-- What to work on --
Go through the records and extract every line with the word "Between".

....

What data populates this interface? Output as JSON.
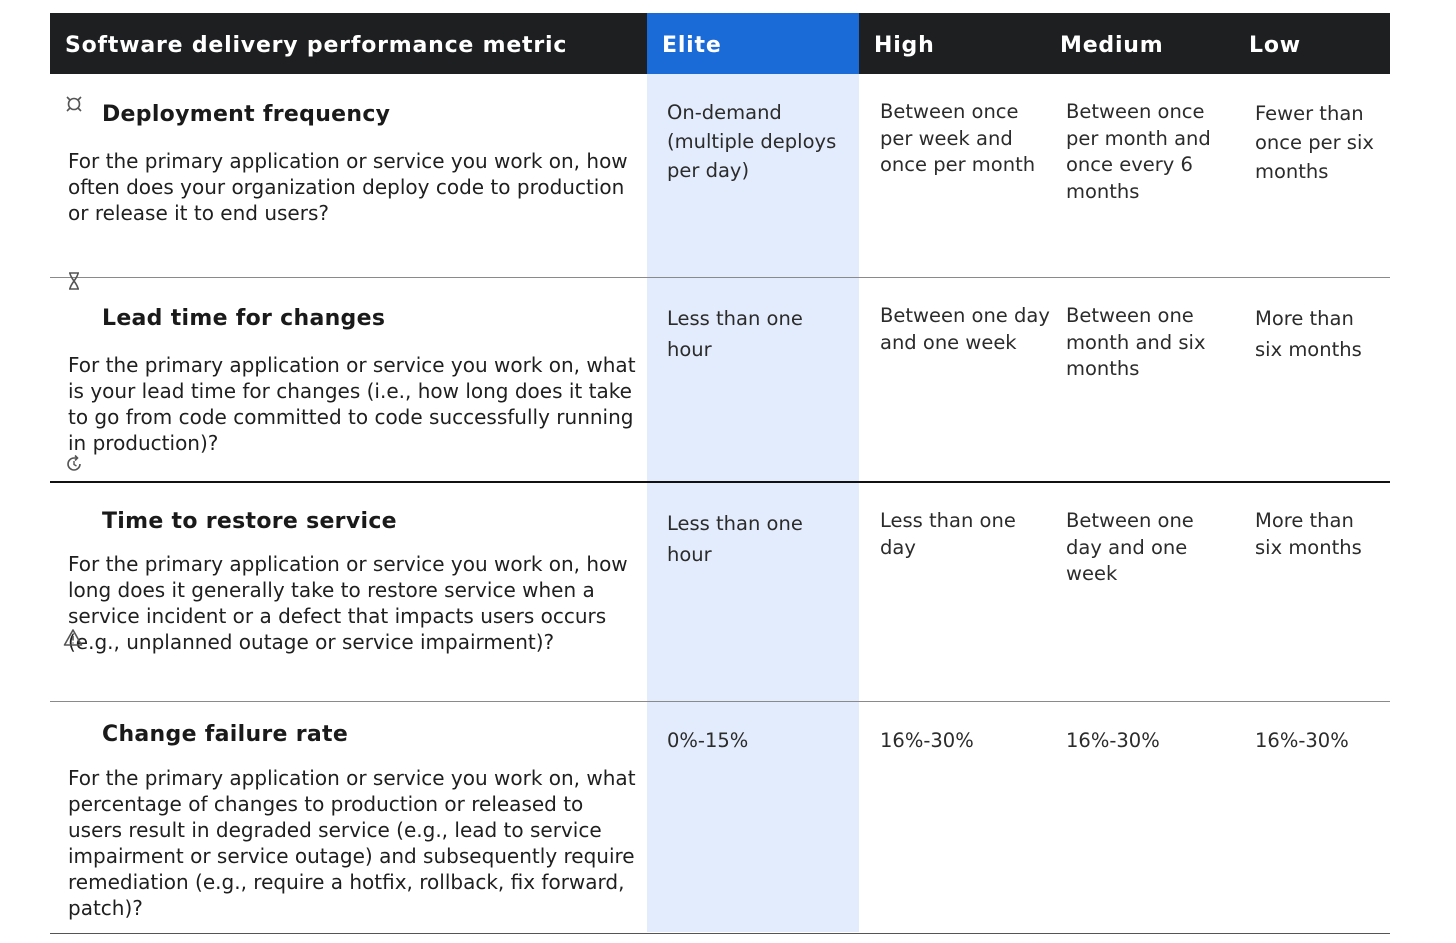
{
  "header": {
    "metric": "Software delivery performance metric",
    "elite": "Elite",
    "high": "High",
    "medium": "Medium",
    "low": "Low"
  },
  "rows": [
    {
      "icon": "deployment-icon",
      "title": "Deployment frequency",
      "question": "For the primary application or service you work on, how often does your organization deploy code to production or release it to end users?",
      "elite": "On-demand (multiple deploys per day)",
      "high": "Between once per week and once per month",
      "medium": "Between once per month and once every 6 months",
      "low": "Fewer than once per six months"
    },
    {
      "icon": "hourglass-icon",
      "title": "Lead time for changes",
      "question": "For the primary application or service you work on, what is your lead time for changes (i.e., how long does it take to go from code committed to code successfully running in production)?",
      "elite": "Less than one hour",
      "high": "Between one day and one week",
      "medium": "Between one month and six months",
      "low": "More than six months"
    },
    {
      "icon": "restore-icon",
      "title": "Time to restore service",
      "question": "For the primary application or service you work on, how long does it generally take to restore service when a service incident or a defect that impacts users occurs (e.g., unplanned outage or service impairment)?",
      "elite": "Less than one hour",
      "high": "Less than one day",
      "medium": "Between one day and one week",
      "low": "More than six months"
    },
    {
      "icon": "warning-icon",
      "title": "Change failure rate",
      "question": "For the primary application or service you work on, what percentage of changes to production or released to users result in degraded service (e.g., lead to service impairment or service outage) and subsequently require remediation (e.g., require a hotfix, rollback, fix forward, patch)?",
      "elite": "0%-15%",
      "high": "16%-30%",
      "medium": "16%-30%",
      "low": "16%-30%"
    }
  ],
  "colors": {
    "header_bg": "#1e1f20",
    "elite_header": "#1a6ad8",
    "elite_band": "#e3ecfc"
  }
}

....

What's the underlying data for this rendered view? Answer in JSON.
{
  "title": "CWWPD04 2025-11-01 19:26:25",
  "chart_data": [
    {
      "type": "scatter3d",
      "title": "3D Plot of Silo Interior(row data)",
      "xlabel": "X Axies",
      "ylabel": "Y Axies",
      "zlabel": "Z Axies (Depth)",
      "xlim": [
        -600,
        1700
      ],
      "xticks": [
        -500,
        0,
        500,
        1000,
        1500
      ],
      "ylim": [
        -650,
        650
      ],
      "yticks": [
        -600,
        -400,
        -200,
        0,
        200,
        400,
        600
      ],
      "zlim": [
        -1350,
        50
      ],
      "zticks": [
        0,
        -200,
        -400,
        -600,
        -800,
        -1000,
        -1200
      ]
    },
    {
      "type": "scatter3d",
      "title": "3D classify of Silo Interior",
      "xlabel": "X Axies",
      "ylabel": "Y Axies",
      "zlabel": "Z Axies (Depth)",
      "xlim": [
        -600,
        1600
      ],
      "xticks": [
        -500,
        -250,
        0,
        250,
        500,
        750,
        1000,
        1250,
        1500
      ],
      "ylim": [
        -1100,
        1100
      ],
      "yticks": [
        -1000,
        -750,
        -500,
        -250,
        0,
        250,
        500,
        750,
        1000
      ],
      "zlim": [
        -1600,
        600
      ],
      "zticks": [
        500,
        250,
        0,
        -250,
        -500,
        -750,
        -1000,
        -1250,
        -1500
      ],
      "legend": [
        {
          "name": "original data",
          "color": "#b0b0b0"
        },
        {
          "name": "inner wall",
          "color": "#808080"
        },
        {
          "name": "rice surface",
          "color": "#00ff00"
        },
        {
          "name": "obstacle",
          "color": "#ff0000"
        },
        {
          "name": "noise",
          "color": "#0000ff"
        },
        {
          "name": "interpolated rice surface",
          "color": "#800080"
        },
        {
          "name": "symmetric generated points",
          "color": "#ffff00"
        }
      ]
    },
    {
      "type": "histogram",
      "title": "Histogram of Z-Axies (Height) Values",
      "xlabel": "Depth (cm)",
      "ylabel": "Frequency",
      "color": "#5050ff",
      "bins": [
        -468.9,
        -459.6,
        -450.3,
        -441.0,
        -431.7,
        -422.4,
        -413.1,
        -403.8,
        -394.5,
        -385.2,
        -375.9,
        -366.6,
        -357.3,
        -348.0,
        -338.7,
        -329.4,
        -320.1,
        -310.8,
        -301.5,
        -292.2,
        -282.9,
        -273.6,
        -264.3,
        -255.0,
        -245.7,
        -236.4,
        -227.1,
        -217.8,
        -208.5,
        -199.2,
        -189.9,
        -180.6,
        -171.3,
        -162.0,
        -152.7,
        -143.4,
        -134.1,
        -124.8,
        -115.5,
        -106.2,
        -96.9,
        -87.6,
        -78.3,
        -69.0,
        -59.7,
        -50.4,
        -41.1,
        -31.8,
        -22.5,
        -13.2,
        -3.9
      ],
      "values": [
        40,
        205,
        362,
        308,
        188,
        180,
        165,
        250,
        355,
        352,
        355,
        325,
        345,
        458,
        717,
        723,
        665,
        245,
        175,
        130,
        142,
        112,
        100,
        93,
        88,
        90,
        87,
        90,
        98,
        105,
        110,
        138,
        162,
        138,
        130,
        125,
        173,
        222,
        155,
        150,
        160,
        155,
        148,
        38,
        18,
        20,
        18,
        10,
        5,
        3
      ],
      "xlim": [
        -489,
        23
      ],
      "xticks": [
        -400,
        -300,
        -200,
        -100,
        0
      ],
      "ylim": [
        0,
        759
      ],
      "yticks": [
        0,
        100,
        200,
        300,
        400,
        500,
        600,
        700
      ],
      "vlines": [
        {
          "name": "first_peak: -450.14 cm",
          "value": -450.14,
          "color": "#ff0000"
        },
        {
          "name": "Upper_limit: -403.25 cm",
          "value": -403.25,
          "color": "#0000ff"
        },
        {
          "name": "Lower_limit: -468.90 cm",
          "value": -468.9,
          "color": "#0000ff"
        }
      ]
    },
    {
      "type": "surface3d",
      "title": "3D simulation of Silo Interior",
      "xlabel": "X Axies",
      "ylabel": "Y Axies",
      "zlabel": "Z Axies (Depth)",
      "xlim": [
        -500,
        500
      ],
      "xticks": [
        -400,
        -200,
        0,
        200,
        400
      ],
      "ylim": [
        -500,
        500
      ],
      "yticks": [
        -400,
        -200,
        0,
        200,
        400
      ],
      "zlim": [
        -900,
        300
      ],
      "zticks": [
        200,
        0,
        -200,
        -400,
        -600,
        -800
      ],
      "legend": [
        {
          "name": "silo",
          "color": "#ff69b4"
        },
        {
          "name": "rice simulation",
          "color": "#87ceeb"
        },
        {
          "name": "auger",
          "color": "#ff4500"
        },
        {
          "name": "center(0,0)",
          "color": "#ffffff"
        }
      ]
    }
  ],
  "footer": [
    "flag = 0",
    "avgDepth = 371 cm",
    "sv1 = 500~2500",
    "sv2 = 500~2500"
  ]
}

....

-- The answer --
      "high": "Between once per week and once per month",
      "medium": "Between once per month and once every 6 months",
      "high": "Between one day and one week",
      "medium": "Between one month and six months",
      "medium": "Between one day and one week",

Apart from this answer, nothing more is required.